begin Listed records

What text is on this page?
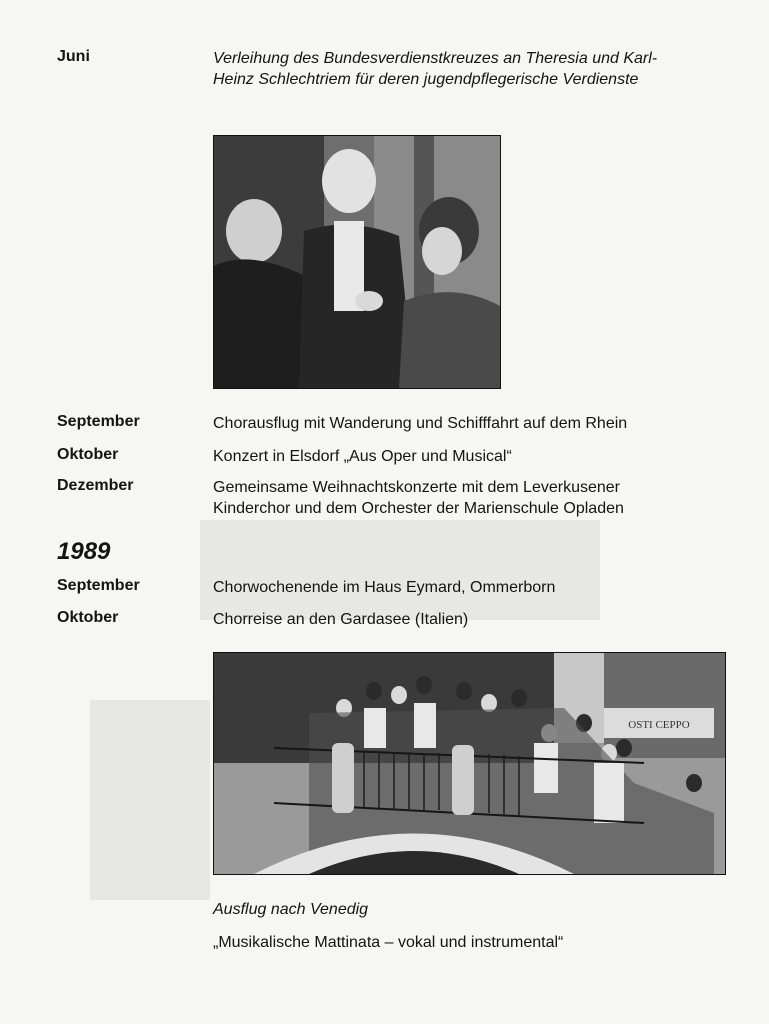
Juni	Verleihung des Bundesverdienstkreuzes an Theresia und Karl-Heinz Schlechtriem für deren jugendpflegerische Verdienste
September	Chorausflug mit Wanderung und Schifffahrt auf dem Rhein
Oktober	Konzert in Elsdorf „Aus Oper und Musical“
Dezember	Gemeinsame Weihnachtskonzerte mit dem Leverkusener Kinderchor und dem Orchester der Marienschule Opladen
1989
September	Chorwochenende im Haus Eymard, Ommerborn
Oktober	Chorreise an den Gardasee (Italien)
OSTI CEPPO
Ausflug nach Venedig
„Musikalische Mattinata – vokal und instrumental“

end Listed records

Written request: Output a faithful copy of the data, with each picture left out.

Solution:
What text is on this page?
Juni	Verleihung des Bundesverdienstkreuzes an Theresia und Karl-Heinz Schlechtriem für deren jugendpflegerische Verdienste
September	Chorausflug mit Wanderung und Schifffahrt auf dem Rhein
Oktober	Konzert in Elsdorf „Aus Oper und Musical“
Dezember	Gemeinsame Weihnachtskonzerte mit dem Leverkusener Kinderchor und dem Orchester der Marienschule Opladen
1989
September	Chorwochenende im Haus Eymard, Ommerborn
Oktober	Chorreise an den Gardasee (Italien)
OSTI CEPPO
Ausflug nach Venedig
„Musikalische Mattinata – vokal und instrumental“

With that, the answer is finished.